* START INPUT DATA *

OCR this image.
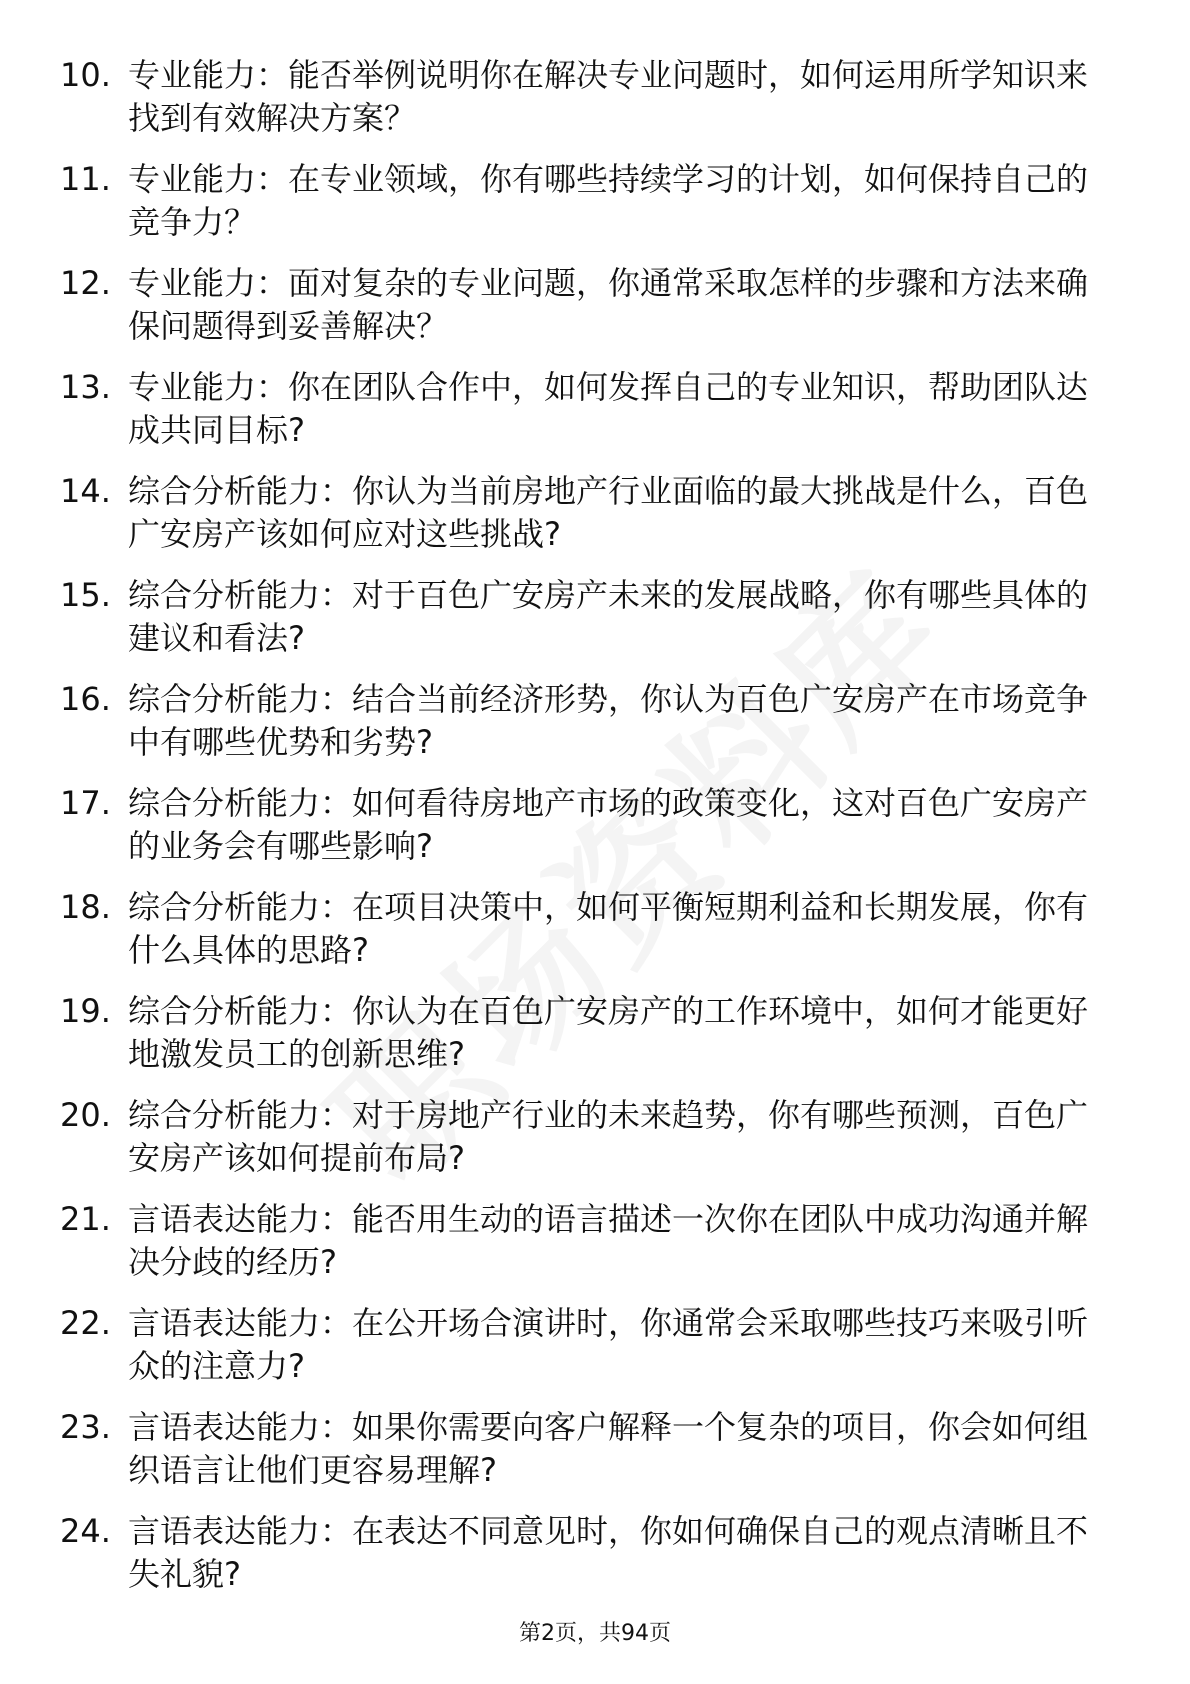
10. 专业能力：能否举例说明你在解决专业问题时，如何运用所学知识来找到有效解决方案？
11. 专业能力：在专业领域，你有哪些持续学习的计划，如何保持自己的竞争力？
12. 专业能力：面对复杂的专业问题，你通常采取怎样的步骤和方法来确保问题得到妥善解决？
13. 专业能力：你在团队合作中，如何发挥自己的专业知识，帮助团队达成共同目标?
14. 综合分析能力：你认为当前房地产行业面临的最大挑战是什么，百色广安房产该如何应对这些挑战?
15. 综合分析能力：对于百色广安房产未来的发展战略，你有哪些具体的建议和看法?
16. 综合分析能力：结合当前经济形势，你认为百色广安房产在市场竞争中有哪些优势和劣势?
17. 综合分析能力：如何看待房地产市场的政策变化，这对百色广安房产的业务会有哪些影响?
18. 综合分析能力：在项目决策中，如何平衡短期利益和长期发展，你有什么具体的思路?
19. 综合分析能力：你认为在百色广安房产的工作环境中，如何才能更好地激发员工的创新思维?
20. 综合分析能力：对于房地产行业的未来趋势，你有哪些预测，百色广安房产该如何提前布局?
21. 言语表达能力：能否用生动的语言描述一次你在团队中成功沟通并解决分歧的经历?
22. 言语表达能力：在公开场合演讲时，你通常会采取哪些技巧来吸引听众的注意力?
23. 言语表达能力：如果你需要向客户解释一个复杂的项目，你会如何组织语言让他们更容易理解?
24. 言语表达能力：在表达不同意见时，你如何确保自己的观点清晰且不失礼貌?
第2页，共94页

* END INPUT DATA *
* START INPUT DATA *

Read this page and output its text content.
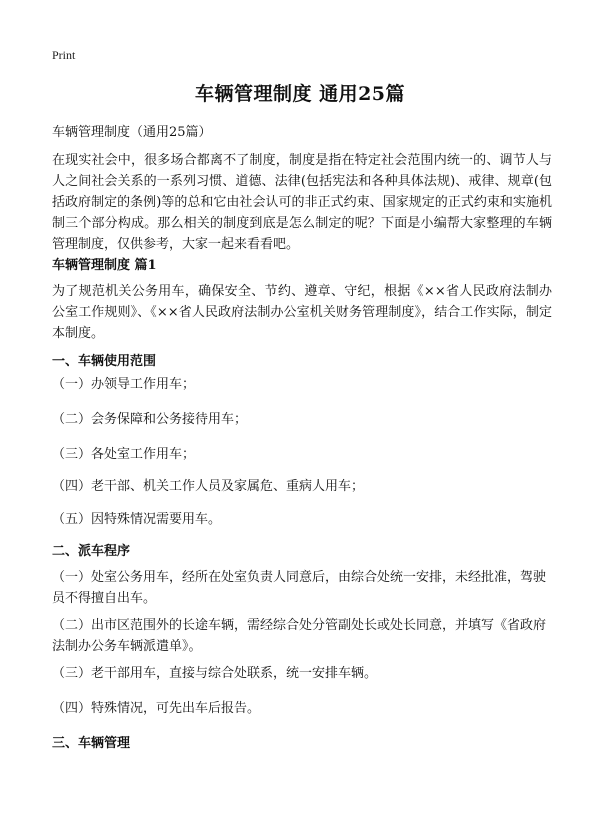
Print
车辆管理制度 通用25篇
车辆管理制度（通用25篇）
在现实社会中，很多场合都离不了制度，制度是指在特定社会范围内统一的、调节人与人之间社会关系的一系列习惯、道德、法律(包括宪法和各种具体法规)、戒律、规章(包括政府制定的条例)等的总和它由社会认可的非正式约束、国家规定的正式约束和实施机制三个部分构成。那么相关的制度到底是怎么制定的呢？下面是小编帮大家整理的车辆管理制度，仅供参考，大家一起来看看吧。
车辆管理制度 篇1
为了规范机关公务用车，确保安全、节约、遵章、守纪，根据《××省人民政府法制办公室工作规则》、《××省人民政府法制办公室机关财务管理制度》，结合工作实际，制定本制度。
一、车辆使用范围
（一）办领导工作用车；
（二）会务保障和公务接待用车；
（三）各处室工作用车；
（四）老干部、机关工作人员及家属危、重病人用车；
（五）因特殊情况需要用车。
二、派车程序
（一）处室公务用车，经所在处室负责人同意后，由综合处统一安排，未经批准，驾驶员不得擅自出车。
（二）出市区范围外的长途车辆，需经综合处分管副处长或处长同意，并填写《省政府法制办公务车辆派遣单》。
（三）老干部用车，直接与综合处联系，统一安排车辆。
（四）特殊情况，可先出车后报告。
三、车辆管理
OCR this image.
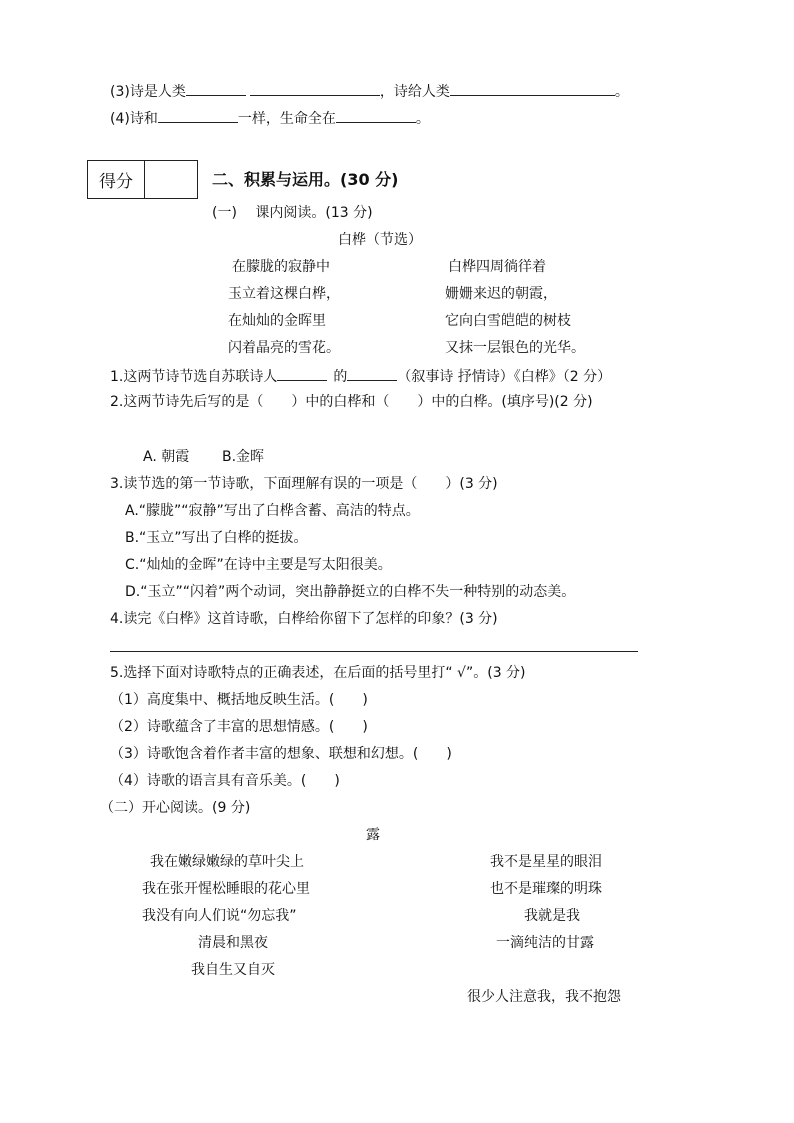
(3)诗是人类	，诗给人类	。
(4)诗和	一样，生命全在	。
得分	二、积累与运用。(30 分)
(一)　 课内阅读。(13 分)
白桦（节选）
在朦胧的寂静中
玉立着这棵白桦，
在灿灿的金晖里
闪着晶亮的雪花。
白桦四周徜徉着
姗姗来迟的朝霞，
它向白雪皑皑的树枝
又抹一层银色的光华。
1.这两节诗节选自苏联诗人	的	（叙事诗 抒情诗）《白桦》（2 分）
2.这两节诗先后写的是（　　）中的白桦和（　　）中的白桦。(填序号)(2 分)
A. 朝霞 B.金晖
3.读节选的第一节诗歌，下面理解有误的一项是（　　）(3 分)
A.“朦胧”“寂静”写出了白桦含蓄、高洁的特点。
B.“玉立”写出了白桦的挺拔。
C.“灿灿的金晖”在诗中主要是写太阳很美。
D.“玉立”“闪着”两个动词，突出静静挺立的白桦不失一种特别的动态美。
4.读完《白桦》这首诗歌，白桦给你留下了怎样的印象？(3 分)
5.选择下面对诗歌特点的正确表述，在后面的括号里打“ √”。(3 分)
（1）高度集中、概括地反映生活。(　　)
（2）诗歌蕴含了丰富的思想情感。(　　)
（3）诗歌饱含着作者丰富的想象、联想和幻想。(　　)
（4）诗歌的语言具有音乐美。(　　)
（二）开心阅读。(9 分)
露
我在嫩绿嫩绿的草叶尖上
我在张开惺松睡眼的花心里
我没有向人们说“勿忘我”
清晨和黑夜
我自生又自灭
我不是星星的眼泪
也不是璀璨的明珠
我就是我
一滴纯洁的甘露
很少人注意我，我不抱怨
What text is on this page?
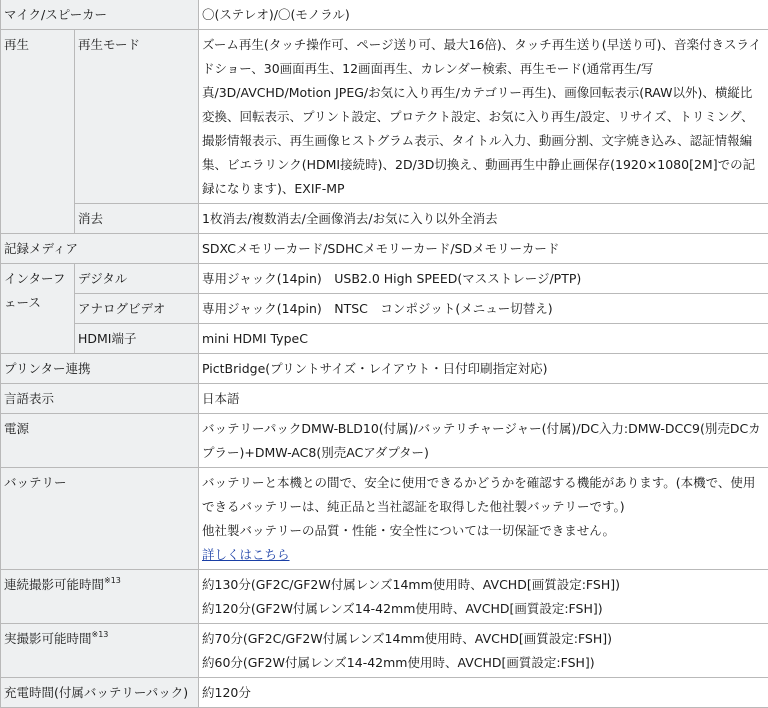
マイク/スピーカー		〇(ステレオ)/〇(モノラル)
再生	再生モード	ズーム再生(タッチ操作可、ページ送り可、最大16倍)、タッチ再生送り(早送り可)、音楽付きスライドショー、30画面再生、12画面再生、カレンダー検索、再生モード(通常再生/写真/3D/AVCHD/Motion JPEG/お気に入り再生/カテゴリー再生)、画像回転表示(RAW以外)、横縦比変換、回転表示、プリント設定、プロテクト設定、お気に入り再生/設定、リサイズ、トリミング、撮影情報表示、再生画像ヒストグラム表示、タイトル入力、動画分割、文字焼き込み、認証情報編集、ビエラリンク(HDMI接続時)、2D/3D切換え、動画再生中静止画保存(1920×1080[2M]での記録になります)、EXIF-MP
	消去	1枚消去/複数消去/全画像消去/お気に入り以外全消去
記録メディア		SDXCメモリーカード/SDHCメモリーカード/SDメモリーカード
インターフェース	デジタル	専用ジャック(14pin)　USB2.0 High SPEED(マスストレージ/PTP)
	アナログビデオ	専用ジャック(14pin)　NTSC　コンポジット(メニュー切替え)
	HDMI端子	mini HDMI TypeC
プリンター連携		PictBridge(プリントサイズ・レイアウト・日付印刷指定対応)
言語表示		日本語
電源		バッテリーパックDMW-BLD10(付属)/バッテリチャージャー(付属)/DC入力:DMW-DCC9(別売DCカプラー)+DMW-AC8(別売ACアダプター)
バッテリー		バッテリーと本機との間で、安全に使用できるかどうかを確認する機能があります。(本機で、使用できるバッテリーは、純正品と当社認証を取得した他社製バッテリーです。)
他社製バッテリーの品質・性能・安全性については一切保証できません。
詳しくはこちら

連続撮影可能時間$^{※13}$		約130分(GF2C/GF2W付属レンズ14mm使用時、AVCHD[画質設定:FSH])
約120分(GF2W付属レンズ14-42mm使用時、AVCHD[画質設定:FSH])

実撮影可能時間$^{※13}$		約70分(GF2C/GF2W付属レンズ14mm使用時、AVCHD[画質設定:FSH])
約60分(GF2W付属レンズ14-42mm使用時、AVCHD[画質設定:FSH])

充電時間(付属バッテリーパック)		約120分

* END INPUT DATA *

Show all lines in the entries above where the string "page" appears.

Read this page and output its text content.
What text is on this page?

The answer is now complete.